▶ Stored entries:
## begin

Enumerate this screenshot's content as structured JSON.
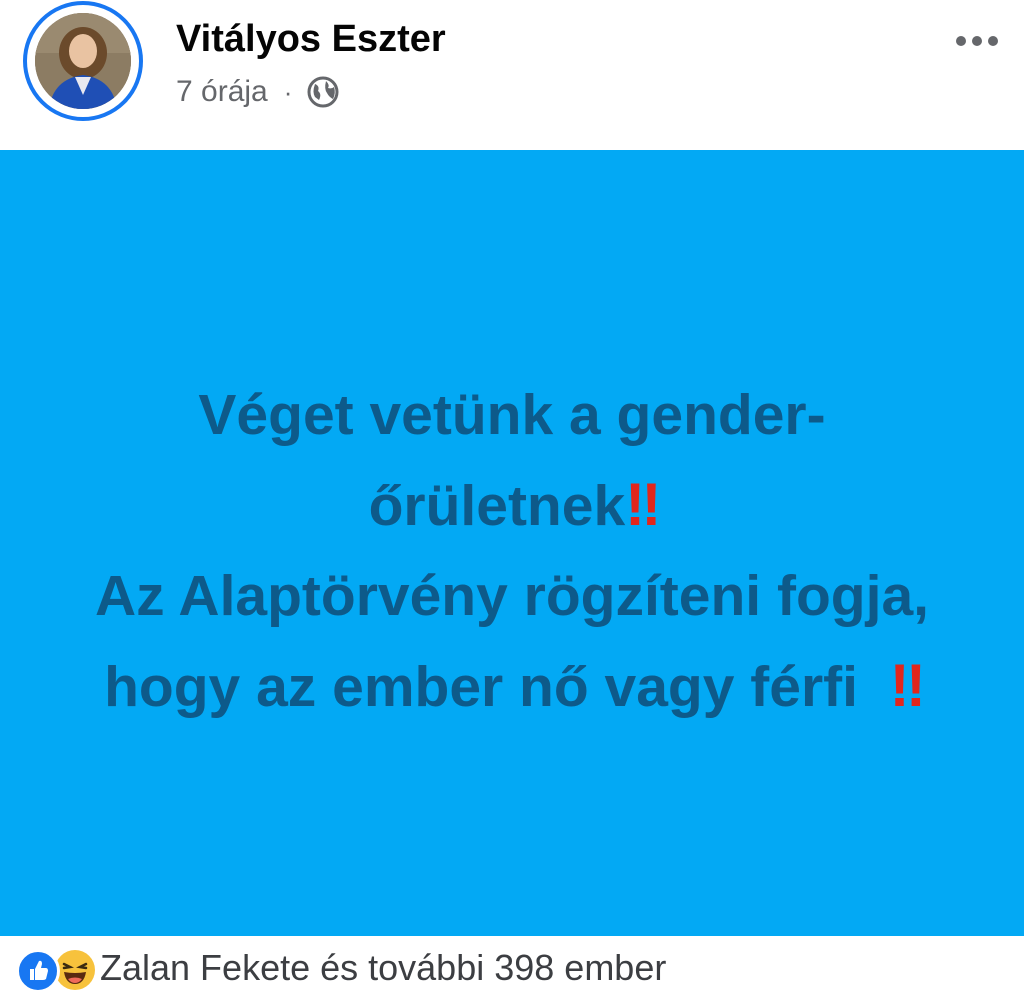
{
  "post": {
    "author_name": "Vitályos Eszter",
    "timestamp": "7 órája",
    "separator": "·",
    "privacy_icon": "globe-icon",
    "more_icon": "more-options-icon",
    "content": {
      "background_color": "#03a9f4",
      "text_color": "#0d5a8a",
      "lines": [
        "Véget vetünk a gender-",
        "őrületnek",
        "Az Alaptörvény rögzíteni fogja,",
        "hogy az ember nő vagy férfi"
      ],
      "emphasis": "‼",
      "emphasis_color": "#e2261c"
    }
  },
  "reactions": {
    "icons": [
      "like-icon",
      "haha-icon"
    ],
    "summary": "Zalan Fekete és további 398 ember"
  },
  "colors": {
    "accent": "#1877f2",
    "secondary_text": "#65676b"
  }
}
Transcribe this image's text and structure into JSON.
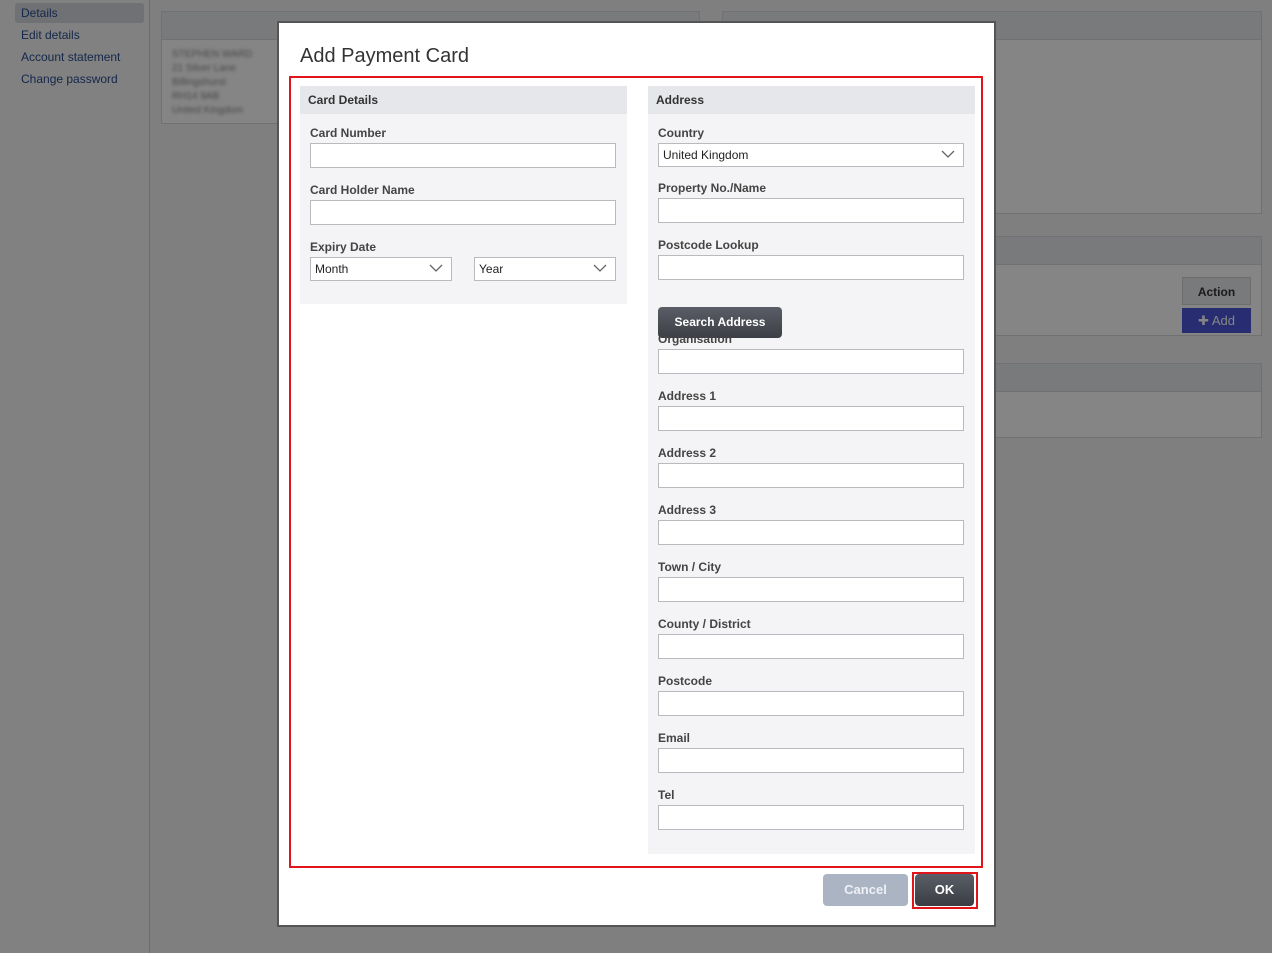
{
  "sidebar": {
    "items": [
      {
        "label": "Details",
        "active": true
      },
      {
        "label": "Edit details"
      },
      {
        "label": "Account statement"
      },
      {
        "label": "Change password"
      }
    ]
  },
  "background": {
    "address_lines": [
      "STEPHEN WARD",
      "21 Silver Lane",
      "Billingshurst",
      "RH14 9AB",
      "United Kingdom"
    ],
    "action_header": "Action",
    "add_button": "Add"
  },
  "modal": {
    "title": "Add Payment Card",
    "card_details": {
      "header": "Card Details",
      "card_number_label": "Card Number",
      "card_holder_label": "Card Holder Name",
      "expiry_label": "Expiry Date",
      "month_value": "Month",
      "year_value": "Year"
    },
    "address": {
      "header": "Address",
      "country_label": "Country",
      "country_value": "United Kingdom",
      "property_label": "Property No./Name",
      "postcode_lookup_label": "Postcode Lookup",
      "search_button": "Search Address",
      "organisation_label": "Organisation",
      "address1_label": "Address 1",
      "address2_label": "Address 2",
      "address3_label": "Address 3",
      "town_label": "Town / City",
      "county_label": "County / District",
      "postcode_label": "Postcode",
      "email_label": "Email",
      "tel_label": "Tel"
    },
    "cancel_button": "Cancel",
    "ok_button": "OK"
  },
  "colors": {
    "highlight": "#e0141a",
    "link": "#2a4d8f",
    "primary_button": "#44474d",
    "add_button": "#4b57d6"
  }
}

## end

▶ Problem: Take the line that contains "Transcribe this image's" and every line after it up to the end of the records above, and restate them exactly, without the pictures.

▶ Answer to this problem:
Transcribe this image's text and structure into JSON.
{
  "sidebar": {
    "items": [
      {
        "label": "Details",
        "active": true
      },
      {
        "label": "Edit details"
      },
      {
        "label": "Account statement"
      },
      {
        "label": "Change password"
      }
    ]
  },
  "background": {
    "address_lines": [
      "STEPHEN WARD",
      "21 Silver Lane",
      "Billingshurst",
      "RH14 9AB",
      "United Kingdom"
    ],
    "action_header": "Action",
    "add_button": "Add"
  },
  "modal": {
    "title": "Add Payment Card",
    "card_details": {
      "header": "Card Details",
      "card_number_label": "Card Number",
      "card_holder_label": "Card Holder Name",
      "expiry_label": "Expiry Date",
      "month_value": "Month",
      "year_value": "Year"
    },
    "address": {
      "header": "Address",
      "country_label": "Country",
      "country_value": "United Kingdom",
      "property_label": "Property No./Name",
      "postcode_lookup_label": "Postcode Lookup",
      "search_button": "Search Address",
      "organisation_label": "Organisation",
      "address1_label": "Address 1",
      "address2_label": "Address 2",
      "address3_label": "Address 3",
      "town_label": "Town / City",
      "county_label": "County / District",
      "postcode_label": "Postcode",
      "email_label": "Email",
      "tel_label": "Tel"
    },
    "cancel_button": "Cancel",
    "ok_button": "OK"
  },
  "colors": {
    "highlight": "#e0141a",
    "link": "#2a4d8f",
    "primary_button": "#44474d",
    "add_button": "#4b57d6"
  }
}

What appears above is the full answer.